_What you should do_: Carry on writing the article below about how Glen Powell built muscle for Top Gun: Maverick, starting right after its last sentence.

How Glen Powell Built Maverick Upper-Body Muscle for Top Gun 2 - Men's Health Magazine Australia

How Glen Powell Built Maverick Upper-Body Muscle for Top Gun 2

Top Gun: Maverick is one of 2022's most hotly-anticipated films. Rightly so — it's been 36 years since we've seen Cruise in the seat of an F-14 Tomcat going at Mach 2. Starring alongside Cruise is Glen Powell, who dons the flight suit in Maverick as Jake "Hangman" Seresin, in a role that demanded Powell be in peak physical condition for photography. Here's how he did it.

Close your eyes, reader, and spend a few seconds thinking about the glory of 1986 blockbuster Top Gun. What did you see? Fighter jets? Motorbikes? Sweaty locker rooms and greased-up volleyball matches? All of the above, we’ll wager. You’ll be glad to know, then, that Top Gun: Maverick is more of the very same, with another stellar line-up to boot.

One such actor starring opposite Tom Cruise’s brash Maverick is Glen Powell, playing shit-hot pilot Jake Seresin; codename ‘Hangman’.

_Given information_:

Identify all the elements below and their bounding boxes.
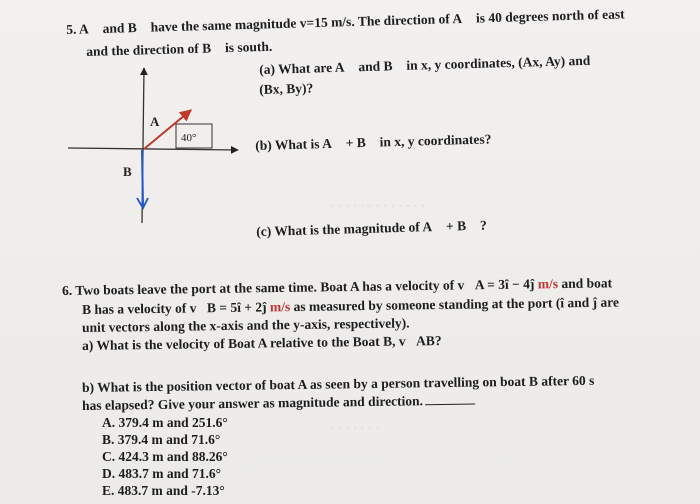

_Written response_:
For Powell, prepping for his outing in Maverick involved more than just spending hours (and hours) in the hot seat of a military-grade jet pulling Gs. Rather, the 33-year-old wanted to be in peak physical condition once photography had started. More specifically, it was a certain shirtless beach scene — sound familiar? — that had piqued Powell’s interest, and spurred him on to get shredded for the sequel. For this, he turned to Ultimate Performance (UP) Los Angeles, a personal training gym that specialises in overhauling physiques dramatically for both average Joes and Hollywood A-listers alike. Training with UP’s CEO Nick Mitchell, Powell briefed that he wanted to whittle down his body fat, improve his upper-body musculature and forge stronger, broader shoulders.

“You’ve got to have the raw material to start with,” explains Mitchell on how he began to recraft Powell’s physique, just seven weeks out from filming. “The raw material with Glen was very, very good as he already had a solid base. He is naturally athletic, he consistently exercised [and] was a fast responder to weight training.”

“It’s all-out war every single time.”

A valuable motivational tool to Powell, Mitchell explains, was reminding him of his primary co-star: a certain Tom Cruise.

“If he was backing up on something, or when the going was getting tough, [I would ask] ‘what would Tom Cruise do?’ Tom Cruise is all in. He wouldn’t stop.”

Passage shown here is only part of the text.